--- Begin ---

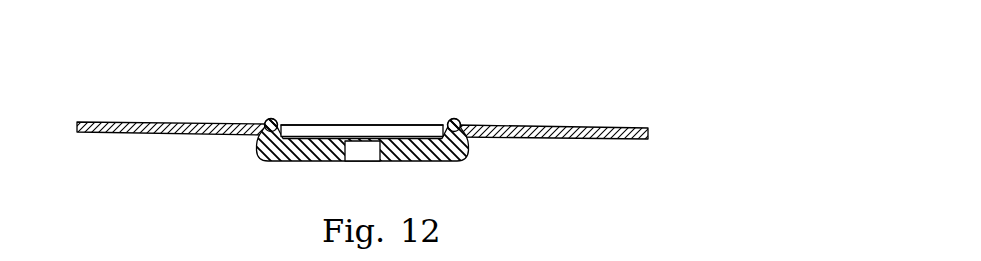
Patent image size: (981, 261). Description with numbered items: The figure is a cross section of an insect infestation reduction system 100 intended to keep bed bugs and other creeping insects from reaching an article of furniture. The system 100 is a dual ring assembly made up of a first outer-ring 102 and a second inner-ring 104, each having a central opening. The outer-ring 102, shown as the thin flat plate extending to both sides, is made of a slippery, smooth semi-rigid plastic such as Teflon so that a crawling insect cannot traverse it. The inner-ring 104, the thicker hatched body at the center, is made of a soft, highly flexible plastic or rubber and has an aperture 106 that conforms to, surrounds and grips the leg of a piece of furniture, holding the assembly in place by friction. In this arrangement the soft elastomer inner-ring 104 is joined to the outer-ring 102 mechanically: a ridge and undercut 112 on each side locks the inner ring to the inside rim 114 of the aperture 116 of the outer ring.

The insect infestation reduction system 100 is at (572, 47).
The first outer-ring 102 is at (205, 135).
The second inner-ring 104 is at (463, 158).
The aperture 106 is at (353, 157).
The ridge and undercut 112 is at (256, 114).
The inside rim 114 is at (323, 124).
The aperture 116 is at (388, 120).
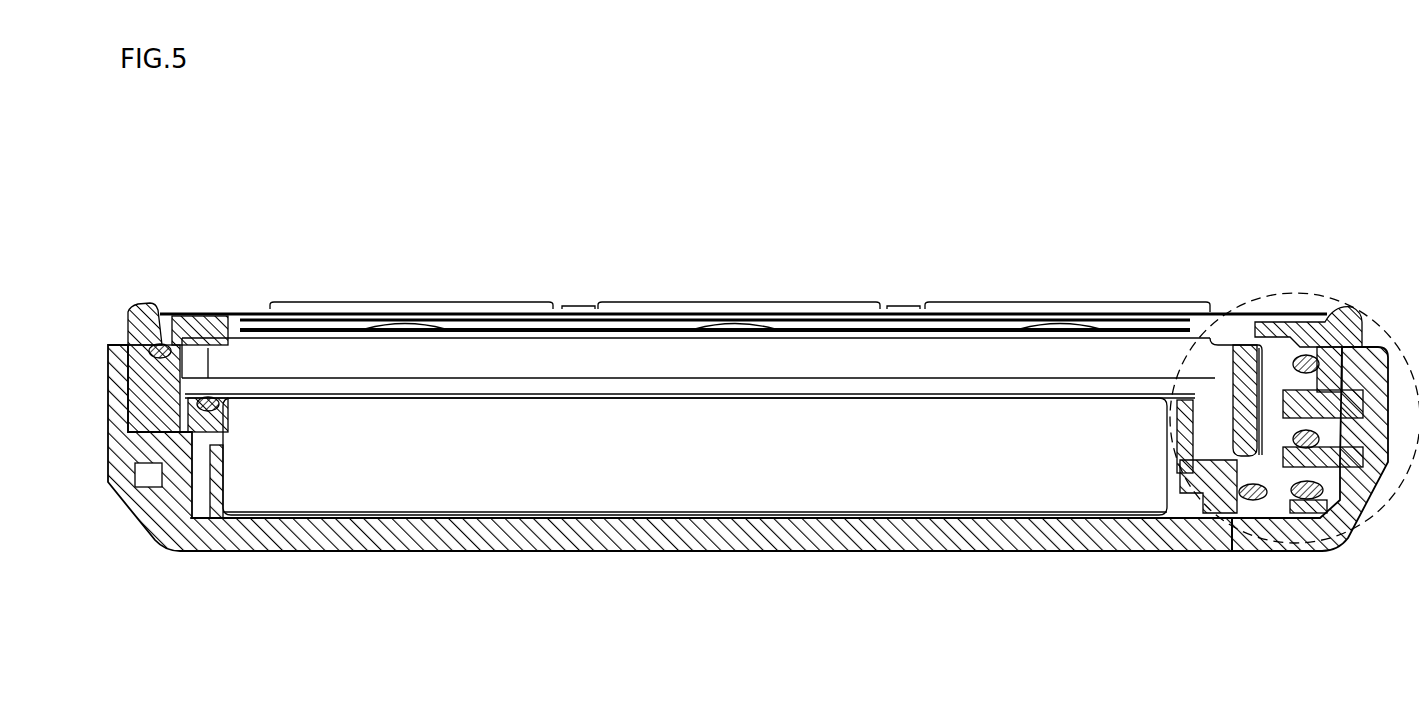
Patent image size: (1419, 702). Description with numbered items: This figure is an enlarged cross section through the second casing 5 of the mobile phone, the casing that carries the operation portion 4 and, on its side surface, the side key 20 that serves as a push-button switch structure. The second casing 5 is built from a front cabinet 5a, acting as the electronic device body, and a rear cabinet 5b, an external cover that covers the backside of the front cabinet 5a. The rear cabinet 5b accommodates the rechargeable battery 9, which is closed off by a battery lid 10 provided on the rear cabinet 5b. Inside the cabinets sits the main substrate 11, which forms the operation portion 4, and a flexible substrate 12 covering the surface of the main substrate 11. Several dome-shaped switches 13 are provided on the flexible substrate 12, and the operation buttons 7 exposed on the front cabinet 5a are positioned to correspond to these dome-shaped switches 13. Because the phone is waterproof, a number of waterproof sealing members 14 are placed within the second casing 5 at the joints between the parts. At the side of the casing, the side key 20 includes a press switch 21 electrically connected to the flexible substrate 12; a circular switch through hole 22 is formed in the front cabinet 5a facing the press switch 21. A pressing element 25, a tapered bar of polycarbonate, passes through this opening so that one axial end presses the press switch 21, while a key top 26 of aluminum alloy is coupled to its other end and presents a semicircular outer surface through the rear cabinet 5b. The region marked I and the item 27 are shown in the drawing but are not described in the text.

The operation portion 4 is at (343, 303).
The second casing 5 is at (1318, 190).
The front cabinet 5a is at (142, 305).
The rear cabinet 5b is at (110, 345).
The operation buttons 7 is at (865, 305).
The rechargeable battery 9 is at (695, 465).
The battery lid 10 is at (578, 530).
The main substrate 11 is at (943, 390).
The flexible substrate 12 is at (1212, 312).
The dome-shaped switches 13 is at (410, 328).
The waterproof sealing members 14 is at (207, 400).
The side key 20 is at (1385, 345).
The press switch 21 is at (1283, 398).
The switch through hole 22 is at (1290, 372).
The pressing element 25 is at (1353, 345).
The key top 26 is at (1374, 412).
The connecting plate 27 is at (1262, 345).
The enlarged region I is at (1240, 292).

--- End ---
--- Begin ---

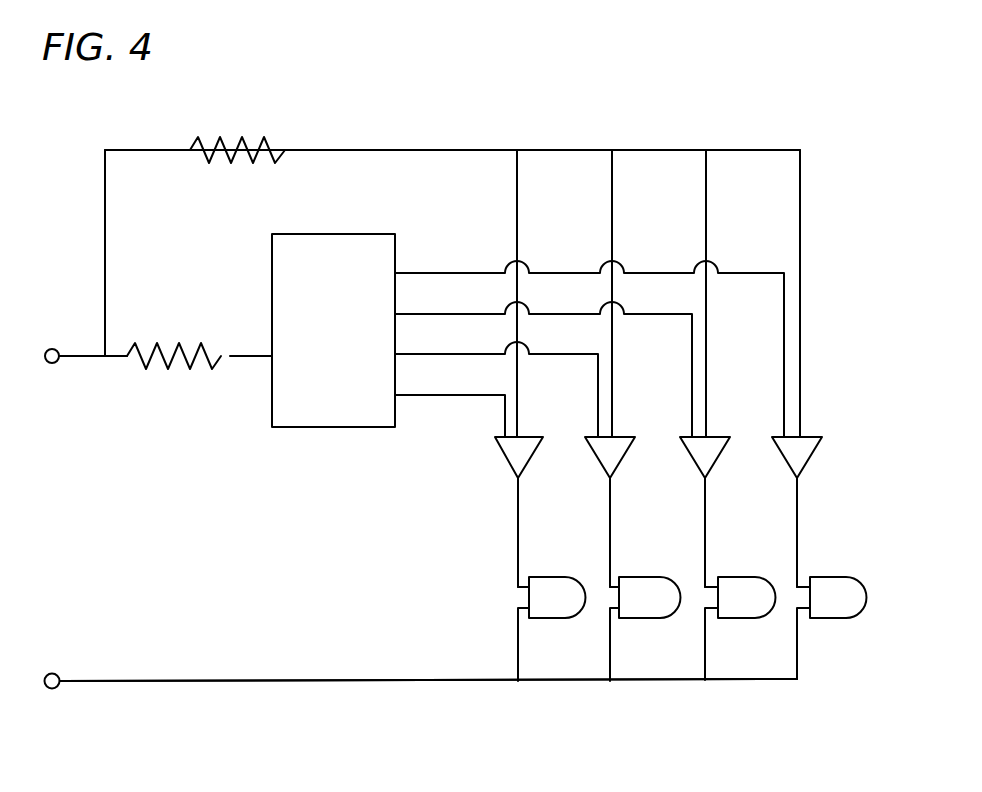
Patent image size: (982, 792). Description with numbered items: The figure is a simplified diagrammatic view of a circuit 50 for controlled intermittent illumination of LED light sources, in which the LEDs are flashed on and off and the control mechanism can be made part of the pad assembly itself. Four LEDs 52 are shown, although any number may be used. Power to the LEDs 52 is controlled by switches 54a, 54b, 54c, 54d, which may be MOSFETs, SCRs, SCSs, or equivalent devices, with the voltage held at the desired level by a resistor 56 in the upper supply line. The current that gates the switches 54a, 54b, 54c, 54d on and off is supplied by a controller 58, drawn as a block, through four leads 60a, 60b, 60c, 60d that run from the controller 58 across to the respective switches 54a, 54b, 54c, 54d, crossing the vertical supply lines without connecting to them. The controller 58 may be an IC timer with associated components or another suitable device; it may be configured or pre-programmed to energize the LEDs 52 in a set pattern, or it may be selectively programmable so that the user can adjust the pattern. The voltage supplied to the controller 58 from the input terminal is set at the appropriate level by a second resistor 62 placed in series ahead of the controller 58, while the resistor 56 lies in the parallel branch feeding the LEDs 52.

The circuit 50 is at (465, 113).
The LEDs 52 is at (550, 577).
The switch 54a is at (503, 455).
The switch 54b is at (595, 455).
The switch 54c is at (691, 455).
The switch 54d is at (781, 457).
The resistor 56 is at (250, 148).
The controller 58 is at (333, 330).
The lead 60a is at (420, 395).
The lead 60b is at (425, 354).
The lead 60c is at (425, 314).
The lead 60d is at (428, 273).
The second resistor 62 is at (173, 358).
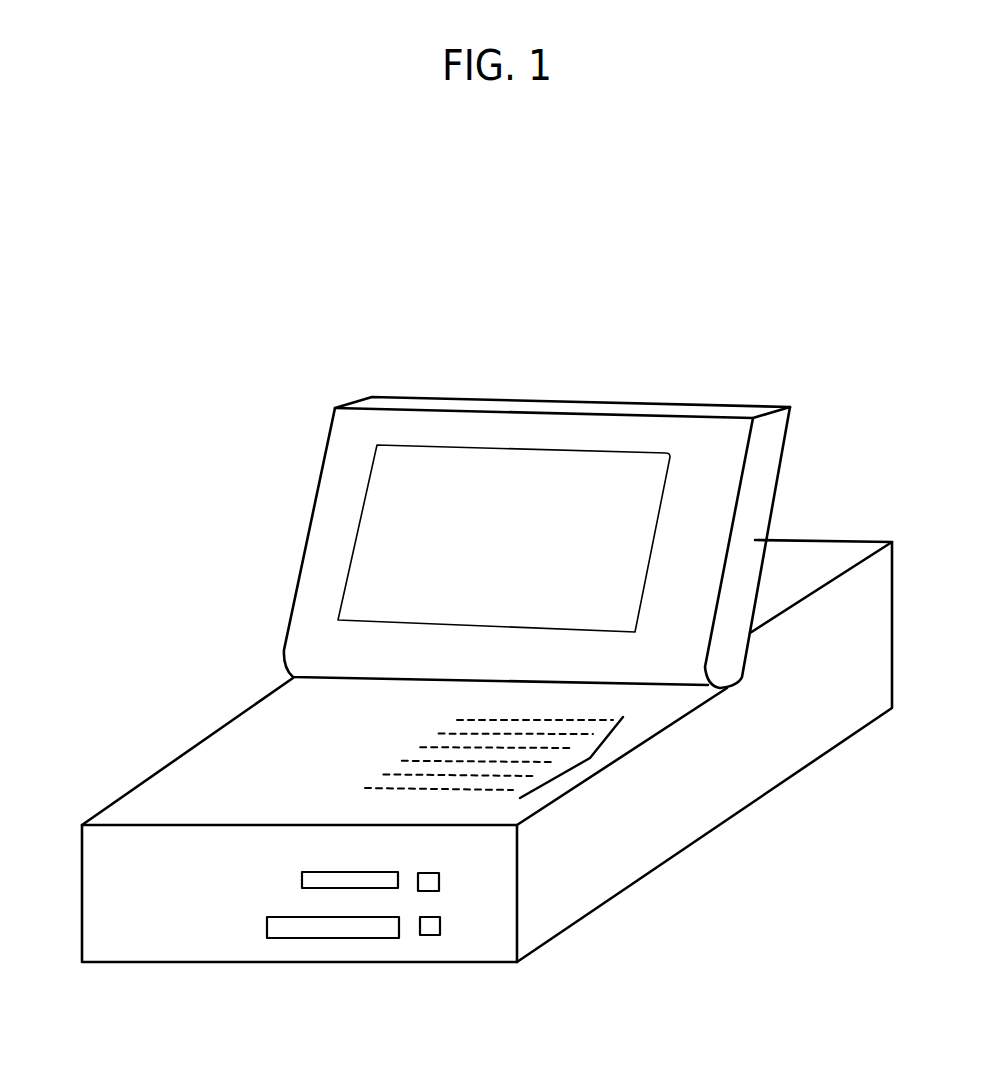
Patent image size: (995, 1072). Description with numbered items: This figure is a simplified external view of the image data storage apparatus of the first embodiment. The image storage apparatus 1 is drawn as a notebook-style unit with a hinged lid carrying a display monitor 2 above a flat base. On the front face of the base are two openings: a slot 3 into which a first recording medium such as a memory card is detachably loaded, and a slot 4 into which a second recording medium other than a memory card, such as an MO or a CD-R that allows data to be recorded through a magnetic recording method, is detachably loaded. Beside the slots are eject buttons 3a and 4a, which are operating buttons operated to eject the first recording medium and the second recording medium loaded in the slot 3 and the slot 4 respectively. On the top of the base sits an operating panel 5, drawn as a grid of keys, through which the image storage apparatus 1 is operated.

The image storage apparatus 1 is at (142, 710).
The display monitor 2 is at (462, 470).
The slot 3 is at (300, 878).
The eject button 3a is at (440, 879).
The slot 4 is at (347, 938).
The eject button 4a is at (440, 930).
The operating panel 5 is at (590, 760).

--- End ---

**What is required:**
Please output the part of the records that opens with the line containing "Patent image size: (995, 1072)." and closes with the line containing "The operating panel 5 is at (590, 760)." as a two-column CSV with the headers record_text and answer. Give one row per record, with its text and its answer each in a single quoted field and line breaks replaced by spaces.

**Written solution:**
record_text,answer
"Patent image size: (995, 1072). Description with numbered items: This figure is a simplified external view of the image data storage apparatus of the first embodiment. The image storage apparatus 1 is drawn as a notebook-style unit with a hinged lid carrying a display monitor 2 above a flat base. On the front face of the base are two openings: a slot 3 into which a first recording medium such as a memory card is detachably loaded, and a slot 4 into which a second recording medium other than a memory card, such as an MO or a CD-R that allows data to be recorded through a magnetic recording method, is detachably loaded. Beside the slots are eject buttons 3a and 4a, which are operating buttons operated to eject the first recording medium and the second recording medium loaded in the slot 3 and the slot 4 respectively. On the top of the base sits an operating panel 5, drawn as a grid of keys, through which the image storage apparatus 1 is operated.","The image storage apparatus 1 is at (142, 710). The display monitor 2 is at (462, 470). The slot 3 is at (300, 878). The eject button 3a is at (440, 879). The slot 4 is at (347, 938). The eject button 4a is at (440, 930). The operating panel 5 is at (590, 760)."